**WHAT YOU HAVE TO DO**
Output the material below in full, exactly as it is.

**PROVIDED DATA**
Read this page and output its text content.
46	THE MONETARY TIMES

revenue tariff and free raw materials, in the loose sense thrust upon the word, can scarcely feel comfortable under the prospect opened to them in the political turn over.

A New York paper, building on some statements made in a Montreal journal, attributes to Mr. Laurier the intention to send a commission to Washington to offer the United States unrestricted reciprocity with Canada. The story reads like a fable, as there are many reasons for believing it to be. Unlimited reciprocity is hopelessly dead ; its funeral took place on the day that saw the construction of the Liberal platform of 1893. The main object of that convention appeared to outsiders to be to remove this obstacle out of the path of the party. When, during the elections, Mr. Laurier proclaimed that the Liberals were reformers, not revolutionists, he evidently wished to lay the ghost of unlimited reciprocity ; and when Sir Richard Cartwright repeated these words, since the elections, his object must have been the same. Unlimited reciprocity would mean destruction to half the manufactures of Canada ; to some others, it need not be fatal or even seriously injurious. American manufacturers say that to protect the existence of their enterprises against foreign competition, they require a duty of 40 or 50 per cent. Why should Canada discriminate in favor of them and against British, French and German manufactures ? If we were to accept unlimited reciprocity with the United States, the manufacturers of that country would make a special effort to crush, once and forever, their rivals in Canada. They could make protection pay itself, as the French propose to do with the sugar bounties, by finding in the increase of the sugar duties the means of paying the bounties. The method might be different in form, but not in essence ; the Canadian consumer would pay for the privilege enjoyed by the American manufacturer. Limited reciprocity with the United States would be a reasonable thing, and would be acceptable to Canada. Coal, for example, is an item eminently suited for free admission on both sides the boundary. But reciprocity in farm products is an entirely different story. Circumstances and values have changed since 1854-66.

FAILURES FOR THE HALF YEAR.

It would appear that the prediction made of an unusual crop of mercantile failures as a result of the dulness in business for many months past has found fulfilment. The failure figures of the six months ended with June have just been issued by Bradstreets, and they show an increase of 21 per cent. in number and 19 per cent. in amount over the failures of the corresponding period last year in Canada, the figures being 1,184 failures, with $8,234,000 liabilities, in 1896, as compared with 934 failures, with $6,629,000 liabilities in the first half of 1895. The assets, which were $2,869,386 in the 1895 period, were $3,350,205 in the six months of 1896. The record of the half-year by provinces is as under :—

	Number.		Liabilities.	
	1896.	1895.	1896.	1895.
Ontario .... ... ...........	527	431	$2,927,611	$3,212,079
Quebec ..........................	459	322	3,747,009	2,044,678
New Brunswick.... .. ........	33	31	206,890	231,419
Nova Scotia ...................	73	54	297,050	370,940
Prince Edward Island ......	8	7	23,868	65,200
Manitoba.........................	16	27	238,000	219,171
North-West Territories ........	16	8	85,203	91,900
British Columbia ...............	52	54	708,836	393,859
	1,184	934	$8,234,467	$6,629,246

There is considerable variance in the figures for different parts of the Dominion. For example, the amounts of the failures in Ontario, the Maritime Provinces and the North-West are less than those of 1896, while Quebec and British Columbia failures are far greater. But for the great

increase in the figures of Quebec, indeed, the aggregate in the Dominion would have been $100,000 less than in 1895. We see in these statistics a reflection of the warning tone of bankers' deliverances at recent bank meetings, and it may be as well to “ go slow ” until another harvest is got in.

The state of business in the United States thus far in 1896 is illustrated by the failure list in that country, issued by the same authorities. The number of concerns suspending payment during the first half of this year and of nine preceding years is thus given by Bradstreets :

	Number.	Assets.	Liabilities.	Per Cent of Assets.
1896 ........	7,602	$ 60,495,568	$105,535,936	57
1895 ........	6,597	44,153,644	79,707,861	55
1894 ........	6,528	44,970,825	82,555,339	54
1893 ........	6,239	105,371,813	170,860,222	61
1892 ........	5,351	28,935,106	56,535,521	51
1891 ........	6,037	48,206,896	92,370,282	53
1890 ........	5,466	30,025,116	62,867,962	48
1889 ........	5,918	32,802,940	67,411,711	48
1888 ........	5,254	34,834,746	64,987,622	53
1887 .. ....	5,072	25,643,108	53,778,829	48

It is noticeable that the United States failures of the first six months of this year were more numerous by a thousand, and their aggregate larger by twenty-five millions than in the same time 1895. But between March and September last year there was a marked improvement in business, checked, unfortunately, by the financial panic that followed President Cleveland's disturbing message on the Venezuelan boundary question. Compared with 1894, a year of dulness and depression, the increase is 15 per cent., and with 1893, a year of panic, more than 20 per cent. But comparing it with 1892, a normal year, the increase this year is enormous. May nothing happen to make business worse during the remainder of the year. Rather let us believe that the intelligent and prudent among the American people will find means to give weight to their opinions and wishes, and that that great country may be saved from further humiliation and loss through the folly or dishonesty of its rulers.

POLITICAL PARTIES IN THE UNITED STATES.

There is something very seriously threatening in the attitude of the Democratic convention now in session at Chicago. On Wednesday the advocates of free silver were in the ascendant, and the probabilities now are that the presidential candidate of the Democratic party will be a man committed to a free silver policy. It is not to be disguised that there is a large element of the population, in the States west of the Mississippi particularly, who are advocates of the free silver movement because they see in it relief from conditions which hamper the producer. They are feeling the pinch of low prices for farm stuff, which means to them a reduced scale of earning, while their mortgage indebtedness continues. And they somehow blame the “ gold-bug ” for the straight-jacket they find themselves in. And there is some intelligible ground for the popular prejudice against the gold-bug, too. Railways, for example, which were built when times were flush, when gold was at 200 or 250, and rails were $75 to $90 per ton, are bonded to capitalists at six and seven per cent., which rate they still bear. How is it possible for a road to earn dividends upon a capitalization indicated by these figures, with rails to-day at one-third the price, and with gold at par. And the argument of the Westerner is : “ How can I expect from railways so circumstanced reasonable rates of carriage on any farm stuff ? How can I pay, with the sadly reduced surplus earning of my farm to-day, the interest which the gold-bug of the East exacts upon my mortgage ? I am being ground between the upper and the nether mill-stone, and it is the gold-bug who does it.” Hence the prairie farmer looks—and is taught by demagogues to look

**SOLUTION FOR THIS PROBLEM**
Read this page and output its text content.
46	THE MONETARY TIMES

revenue tariff and free raw materials, in the loose sense thrust upon the word, can scarcely feel comfortable under the prospect opened to them in the political turn over.

A New York paper, building on some statements made in a Montreal journal, attributes to Mr. Laurier the intention to send a commission to Washington to offer the United States unrestricted reciprocity with Canada. The story reads like a fable, as there are many reasons for believing it to be. Unlimited reciprocity is hopelessly dead ; its funeral took place on the day that saw the construction of the Liberal platform of 1893. The main object of that convention appeared to outsiders to be to remove this obstacle out of the path of the party. When, during the elections, Mr. Laurier proclaimed that the Liberals were reformers, not revolutionists, he evidently wished to lay the ghost of unlimited reciprocity ; and when Sir Richard Cartwright repeated these words, since the elections, his object must have been the same. Unlimited reciprocity would mean destruction to half the manufactures of Canada ; to some others, it need not be fatal or even seriously injurious. American manufacturers say that to protect the existence of their enterprises against foreign competition, they require a duty of 40 or 50 per cent. Why should Canada discriminate in favor of them and against British, French and German manufactures ? If we were to accept unlimited reciprocity with the United States, the manufacturers of that country would make a special effort to crush, once and forever, their rivals in Canada. They could make protection pay itself, as the French propose to do with the sugar bounties, by finding in the increase of the sugar duties the means of paying the bounties. The method might be different in form, but not in essence ; the Canadian consumer would pay for the privilege enjoyed by the American manufacturer. Limited reciprocity with the United States would be a reasonable thing, and would be acceptable to Canada. Coal, for example, is an item eminently suited for free admission on both sides the boundary. But reciprocity in farm products is an entirely different story. Circumstances and values have changed since 1854-66.

FAILURES FOR THE HALF YEAR.

It would appear that the prediction made of an unusual crop of mercantile failures as a result of the dulness in business for many months past has found fulfilment. The failure figures of the six months ended with June have just been issued by Bradstreets, and they show an increase of 21 per cent. in number and 19 per cent. in amount over the failures of the corresponding period last year in Canada, the figures being 1,184 failures, with $8,234,000 liabilities, in 1896, as compared with 934 failures, with $6,629,000 liabilities in the first half of 1895. The assets, which were $2,869,386 in the 1895 period, were $3,350,205 in the six months of 1896. The record of the half-year by provinces is as under :—

	Number.		Liabilities.	
	1896.	1895.	1896.	1895.
Ontario .... ... ...........	527	431	$2,927,611	$3,212,079
Quebec ..........................	459	322	3,747,009	2,044,678
New Brunswick.... .. ........	33	31	206,890	231,419
Nova Scotia ...................	73	54	297,050	370,940
Prince Edward Island ......	8	7	23,868	65,200
Manitoba.........................	16	27	238,000	219,171
North-West Territories ........	16	8	85,203	91,900
British Columbia ...............	52	54	708,836	393,859
	1,184	934	$8,234,467	$6,629,246

There is considerable variance in the figures for different parts of the Dominion. For example, the amounts of the failures in Ontario, the Maritime Provinces and the North-West are less than those of 1896, while Quebec and British Columbia failures are far greater. But for the great

increase in the figures of Quebec, indeed, the aggregate in the Dominion would have been $100,000 less than in 1895. We see in these statistics a reflection of the warning tone of bankers' deliverances at recent bank meetings, and it may be as well to “ go slow ” until another harvest is got in.

The state of business in the United States thus far in 1896 is illustrated by the failure list in that country, issued by the same authorities. The number of concerns suspending payment during the first half of this year and of nine preceding years is thus given by Bradstreets :

	Number.	Assets.	Liabilities.	Per Cent of Assets.
1896 ........	7,602	$ 60,495,568	$105,535,936	57
1895 ........	6,597	44,153,644	79,707,861	55
1894 ........	6,528	44,970,825	82,555,339	54
1893 ........	6,239	105,371,813	170,860,222	61
1892 ........	5,351	28,935,106	56,535,521	51
1891 ........	6,037	48,206,896	92,370,282	53
1890 ........	5,466	30,025,116	62,867,962	48
1889 ........	5,918	32,802,940	67,411,711	48
1888 ........	5,254	34,834,746	64,987,622	53
1887 .. ....	5,072	25,643,108	53,778,829	48

It is noticeable that the United States failures of the first six months of this year were more numerous by a thousand, and their aggregate larger by twenty-five millions than in the same time 1895. But between March and September last year there was a marked improvement in business, checked, unfortunately, by the financial panic that followed President Cleveland's disturbing message on the Venezuelan boundary question. Compared with 1894, a year of dulness and depression, the increase is 15 per cent., and with 1893, a year of panic, more than 20 per cent. But comparing it with 1892, a normal year, the increase this year is enormous. May nothing happen to make business worse during the remainder of the year. Rather let us believe that the intelligent and prudent among the American people will find means to give weight to their opinions and wishes, and that that great country may be saved from further humiliation and loss through the folly or dishonesty of its rulers.

POLITICAL PARTIES IN THE UNITED STATES.

There is something very seriously threatening in the attitude of the Democratic convention now in session at Chicago. On Wednesday the advocates of free silver were in the ascendant, and the probabilities now are that the presidential candidate of the Democratic party will be a man committed to a free silver policy. It is not to be disguised that there is a large element of the population, in the States west of the Mississippi particularly, who are advocates of the free silver movement because they see in it relief from conditions which hamper the producer. They are feeling the pinch of low prices for farm stuff, which means to them a reduced scale of earning, while their mortgage indebtedness continues. And they somehow blame the “ gold-bug ” for the straight-jacket they find themselves in. And there is some intelligible ground for the popular prejudice against the gold-bug, too. Railways, for example, which were built when times were flush, when gold was at 200 or 250, and rails were $75 to $90 per ton, are bonded to capitalists at six and seven per cent., which rate they still bear. How is it possible for a road to earn dividends upon a capitalization indicated by these figures, with rails to-day at one-third the price, and with gold at par. And the argument of the Westerner is : “ How can I expect from railways so circumstanced reasonable rates of carriage on any farm stuff ? How can I pay, with the sadly reduced surplus earning of my farm to-day, the interest which the gold-bug of the East exacts upon my mortgage ? I am being ground between the upper and the nether mill-stone, and it is the gold-bug who does it.” Hence the prairie farmer looks—and is taught by demagogues to look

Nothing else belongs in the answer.